* Raw records *
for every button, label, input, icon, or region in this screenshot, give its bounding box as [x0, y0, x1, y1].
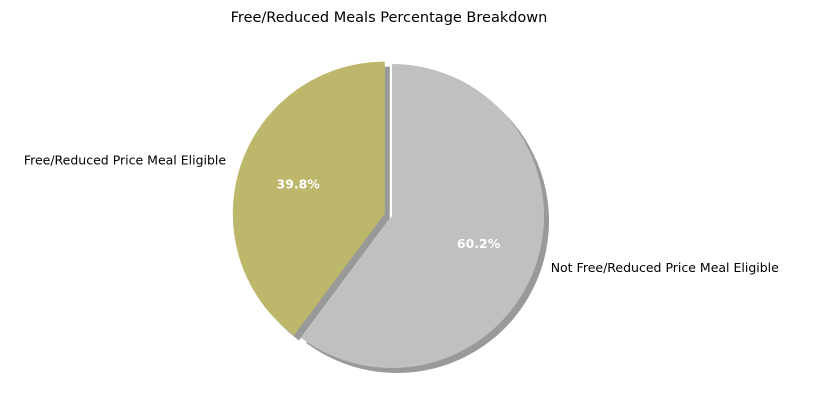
slice-layer	[232, 61, 544, 368]
chart-title: Free/Reduced Meals Percentage Breakdown	[231, 10, 548, 26]
pie-slice-not-free-reduced-price-meal-eligible	[301, 64, 544, 368]
slice-label-not-free-reduced-price-meal-eligible: Not Free/Reduced Price Meal Eligible	[551, 260, 779, 275]
slice-percent-not-free-reduced-price-meal-eligible: 60.2%	[457, 236, 501, 251]
slice-percent-free-reduced-price-meal-eligible: 39.8%	[277, 176, 321, 191]
slice-label-free-reduced-price-meal-eligible: Free/Reduced Price Meal Eligible	[24, 152, 227, 167]
label-layer: Free/Reduced Price Meal Eligible 39.8% Not…	[24, 152, 779, 275]
pie-slice-free-reduced-price-meal-eligible	[232, 61, 385, 336]
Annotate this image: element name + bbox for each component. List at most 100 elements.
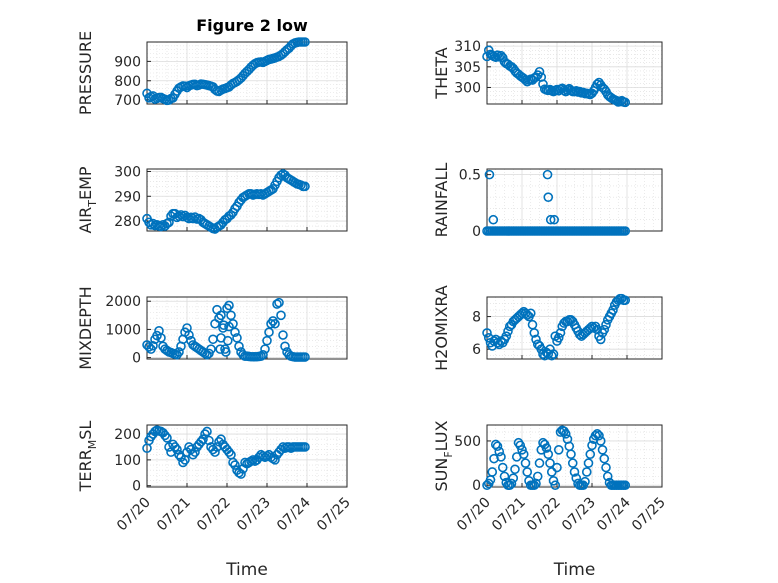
terr-msl-ytick-label: 0	[132, 479, 141, 495]
sun-flux-axes-frame	[486, 424, 663, 488]
sun-flux-data-point	[510, 464, 520, 475]
mixdepth-ylabel: MIXDEPTH	[76, 286, 95, 369]
mixdepth-data-point	[226, 310, 236, 321]
sun-flux-data-point	[520, 458, 531, 468]
theta-axes-frame	[486, 41, 663, 105]
sun-flux-data-point	[541, 443, 552, 453]
h2omixra-axes-frame	[486, 296, 663, 360]
air-temp-data-point	[148, 218, 158, 229]
air-temp-ylabel: AIRTEMP	[76, 166, 99, 233]
sun-flux-data-point	[597, 444, 608, 455]
terr-msl-data-point	[228, 457, 238, 468]
mixdepth-data-point	[234, 341, 244, 352]
theta-ylabel: THETA	[432, 47, 451, 99]
terr-msl-data-point	[204, 435, 214, 446]
h2omixra-data-point	[501, 331, 512, 341]
mixdepth-data-point	[258, 349, 268, 360]
sun-flux-data-point	[580, 476, 590, 487]
sun-flux-data-point	[515, 440, 526, 451]
mixdepth-data-point	[156, 333, 166, 343]
h2omixra-axes: 6 8 H2OMIXRA	[432, 285, 663, 371]
mixdepth-data-point	[274, 297, 284, 308]
h2omixra-ytick-label: 8	[472, 310, 481, 326]
air-temp-ytick-label: 280	[114, 214, 141, 230]
theta-data-point	[520, 75, 531, 85]
h2omixra-data-point	[525, 308, 536, 319]
h2omixra-data-point	[620, 295, 631, 306]
terr-msl-data-point	[162, 433, 172, 443]
air-temp-ytick-label: 300	[114, 164, 141, 180]
mixdepth-ytick-label: 0	[132, 351, 141, 367]
pressure-ytick-label: 700	[114, 93, 141, 109]
air-temp-axes: 280 290 300 AIRTEMP	[76, 164, 348, 234]
h2omixra-data-point	[553, 332, 564, 343]
sun-flux-data-point	[508, 473, 519, 483]
mixdepth-ytick-label: 2000	[105, 294, 141, 310]
rainfall-ytick-label: 0	[472, 224, 481, 240]
theta-data-point	[492, 50, 503, 61]
mixdepth-data-point	[280, 341, 290, 352]
terr-msl-data-point	[248, 455, 258, 465]
theta-data-point	[534, 66, 545, 77]
rainfall-ylabel: RAINFALL	[432, 163, 451, 238]
air-temp-axes-frame	[146, 168, 348, 232]
mixdepth-ytick-label: 1000	[105, 322, 141, 338]
sun-flux-data-point	[569, 467, 580, 477]
h2omixra-data-point	[595, 334, 606, 345]
terr-msl-data-point	[216, 434, 226, 445]
mixdepth-data-point	[148, 340, 158, 351]
sun-flux-data-point	[497, 462, 508, 473]
terr-msl-data-point	[270, 455, 280, 465]
sun-flux-data-point	[590, 430, 601, 441]
sun-flux-data-point	[566, 449, 576, 460]
h2omixra-data-point	[608, 305, 618, 315]
terr-msl-ytick-label: 100	[114, 453, 141, 469]
sun-flux-data-point	[583, 458, 594, 468]
sun-flux-data-point	[534, 458, 545, 468]
h2omixra-data-point	[555, 328, 566, 338]
h2omixra-data-point	[548, 349, 559, 359]
sun-flux-data-point	[552, 462, 562, 473]
theta-data-point	[552, 84, 562, 95]
terr-msl-data-point	[160, 430, 170, 441]
rainfall-data-point	[545, 214, 556, 225]
mixdepth-data-point	[272, 299, 282, 309]
h2omixra-ytick-label: 6	[472, 342, 481, 358]
mixdepth-data-point	[221, 347, 231, 357]
sun-flux-ytick-label: 0	[472, 478, 481, 494]
theta-data-point	[620, 97, 631, 108]
sun-flux-data-point	[529, 480, 540, 491]
terr-msl-xlabel: Time	[225, 560, 268, 580]
pressure-ylabel: PRESSURE	[76, 31, 95, 115]
terr-msl-data-point	[262, 451, 272, 461]
terr-msl-data-point	[178, 457, 188, 468]
sun-flux-data-point	[517, 444, 527, 455]
terr-msl-data-point	[170, 442, 180, 452]
sun-flux-data-point	[594, 430, 604, 441]
h2omixra-data-point	[599, 324, 610, 335]
rainfall-data-point	[542, 169, 553, 180]
mixdepth-data-point	[224, 300, 234, 311]
terr-msl-data-point	[190, 447, 200, 457]
sun-flux-data-point	[601, 462, 611, 473]
mixdepth-data-point	[215, 344, 225, 354]
rainfall-data-point	[549, 214, 560, 225]
rainfall-ytick-label: 0.5	[459, 168, 481, 184]
sun-flux-data-point	[567, 458, 578, 468]
sun-flux-data-point	[585, 449, 596, 460]
terr-msl-data-point	[172, 444, 182, 455]
theta-ytick-label: 305	[454, 60, 481, 76]
sun-flux-data-point	[532, 471, 543, 482]
mixdepth-data-point	[184, 330, 194, 340]
sun-flux-data-point	[587, 440, 597, 451]
air-temp-data-point	[164, 217, 174, 228]
h2omixra-ylabel: H2OMIXRA	[432, 285, 451, 371]
mixdepth-data-point	[262, 335, 272, 346]
pressure-data-point	[300, 37, 310, 47]
sun-flux-data-point	[599, 453, 610, 464]
sun-flux-data-point	[560, 429, 571, 439]
rainfall-data-point	[488, 214, 499, 225]
sun-flux-ytick-label: 500	[454, 434, 481, 450]
terr-msl-data-point	[224, 447, 234, 457]
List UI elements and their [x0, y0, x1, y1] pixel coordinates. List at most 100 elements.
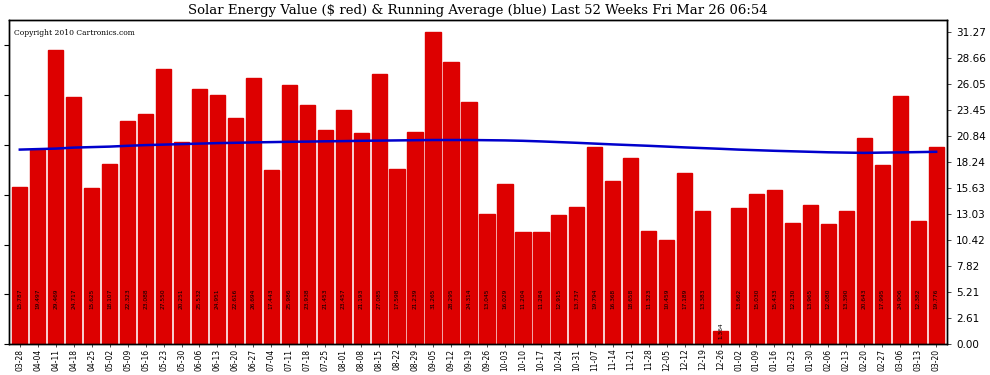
Bar — [874, 165, 890, 344]
Bar — [659, 240, 674, 344]
Bar — [677, 173, 692, 344]
Text: 27.085: 27.085 — [376, 289, 382, 309]
Text: 24.951: 24.951 — [215, 289, 220, 309]
Text: 13.662: 13.662 — [736, 289, 741, 309]
Text: 29.469: 29.469 — [53, 289, 58, 309]
Text: 17.189: 17.189 — [682, 289, 687, 309]
Text: 19.794: 19.794 — [592, 289, 597, 309]
Text: 19.497: 19.497 — [36, 289, 41, 309]
Text: 20.643: 20.643 — [861, 289, 867, 309]
Text: 13.390: 13.390 — [843, 289, 848, 309]
Title: Solar Energy Value ($ red) & Running Average (blue) Last 52 Weeks Fri Mar 26 06:: Solar Energy Value ($ red) & Running Ave… — [188, 4, 768, 17]
Bar — [246, 78, 261, 344]
Text: 21.193: 21.193 — [358, 289, 363, 309]
Text: 12.915: 12.915 — [556, 289, 561, 309]
Text: 12.130: 12.130 — [790, 289, 795, 309]
Bar — [210, 95, 225, 344]
Bar — [821, 224, 836, 344]
Text: 17.443: 17.443 — [269, 289, 274, 309]
Text: 1.364: 1.364 — [718, 322, 723, 339]
Text: 17.995: 17.995 — [880, 289, 885, 309]
Bar — [102, 164, 117, 344]
Text: 25.532: 25.532 — [197, 289, 202, 309]
Text: 15.433: 15.433 — [772, 289, 777, 309]
Bar — [30, 150, 46, 344]
Bar — [785, 223, 800, 344]
Text: 16.368: 16.368 — [610, 289, 615, 309]
Text: 21.239: 21.239 — [413, 289, 418, 309]
Text: 31.265: 31.265 — [431, 289, 436, 309]
Bar — [66, 98, 81, 344]
Bar — [551, 215, 566, 344]
Bar — [336, 110, 350, 344]
Bar — [605, 181, 621, 344]
Text: 21.453: 21.453 — [323, 289, 328, 309]
Bar — [282, 85, 297, 344]
Bar — [893, 96, 908, 344]
Bar — [49, 50, 63, 344]
Bar — [767, 190, 782, 344]
Bar — [929, 147, 943, 344]
Text: 24.906: 24.906 — [898, 289, 903, 309]
Bar — [192, 89, 207, 344]
Text: 27.550: 27.550 — [161, 289, 166, 309]
Bar — [587, 147, 602, 344]
Text: 22.323: 22.323 — [125, 289, 130, 309]
Bar — [479, 214, 495, 344]
Bar — [12, 187, 28, 344]
Text: 10.459: 10.459 — [664, 289, 669, 309]
Bar — [228, 118, 244, 344]
Bar — [911, 221, 926, 344]
Bar — [263, 170, 279, 344]
Bar — [713, 331, 729, 344]
Text: 13.045: 13.045 — [484, 289, 489, 309]
Text: 23.938: 23.938 — [305, 289, 310, 309]
Bar — [569, 207, 584, 344]
Text: 15.625: 15.625 — [89, 289, 94, 309]
Bar — [803, 205, 818, 344]
Bar — [155, 69, 171, 344]
Text: 11.323: 11.323 — [646, 289, 651, 309]
Text: 20.251: 20.251 — [179, 289, 184, 309]
Bar — [731, 208, 746, 344]
Bar — [444, 62, 458, 344]
Bar — [695, 211, 710, 344]
Text: 22.616: 22.616 — [233, 289, 238, 309]
Bar — [353, 133, 369, 344]
Bar — [642, 231, 656, 344]
Text: 17.598: 17.598 — [395, 289, 400, 309]
Text: 12.080: 12.080 — [826, 289, 831, 309]
Text: 23.088: 23.088 — [144, 289, 148, 309]
Bar — [497, 184, 513, 344]
Text: 18.658: 18.658 — [629, 289, 634, 309]
Text: 11.284: 11.284 — [539, 289, 544, 309]
Bar — [534, 232, 548, 344]
Bar — [623, 158, 639, 344]
Text: 26.694: 26.694 — [250, 289, 255, 309]
Text: 24.314: 24.314 — [466, 289, 471, 309]
Bar — [300, 105, 315, 344]
Bar — [839, 211, 854, 344]
Bar — [426, 32, 441, 344]
Text: 23.457: 23.457 — [341, 289, 346, 309]
Text: 13.383: 13.383 — [700, 289, 705, 309]
Text: 19.776: 19.776 — [934, 289, 939, 309]
Text: 28.295: 28.295 — [448, 289, 453, 309]
Text: 13.965: 13.965 — [808, 289, 813, 309]
Text: 16.029: 16.029 — [503, 289, 508, 309]
Bar — [856, 138, 872, 344]
Text: Copyright 2010 Cartronics.com: Copyright 2010 Cartronics.com — [14, 30, 135, 38]
Bar — [389, 169, 405, 344]
Bar — [408, 132, 423, 344]
Bar — [84, 188, 99, 344]
Bar — [461, 102, 476, 344]
Bar — [138, 114, 153, 344]
Bar — [318, 130, 333, 344]
Text: 15.030: 15.030 — [754, 289, 759, 309]
Text: 13.737: 13.737 — [574, 289, 579, 309]
Text: 15.787: 15.787 — [17, 289, 23, 309]
Text: 24.717: 24.717 — [71, 289, 76, 309]
Bar — [515, 232, 531, 344]
Text: 11.204: 11.204 — [521, 289, 526, 309]
Text: 12.382: 12.382 — [916, 289, 921, 309]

* Do this *
Swap "Bar" for "Column" in the rows above, beginning at the line that has "Bar — [874, 165, 890, 344]" and stopping after the line that has "Text: 17.189: 17.189 — [682, 289, 687, 309]". Give only those lines, with everything else left unchanged.

* Output for this exercise *
Column — [874, 165, 890, 344]
Column — [659, 240, 674, 344]
Column — [677, 173, 692, 344]
Text: 27.085: 27.085 — [376, 289, 382, 309]
Text: 24.951: 24.951 — [215, 289, 220, 309]
Text: 13.662: 13.662 — [736, 289, 741, 309]
Text: 29.469: 29.469 — [53, 289, 58, 309]
Text: 17.189: 17.189 — [682, 289, 687, 309]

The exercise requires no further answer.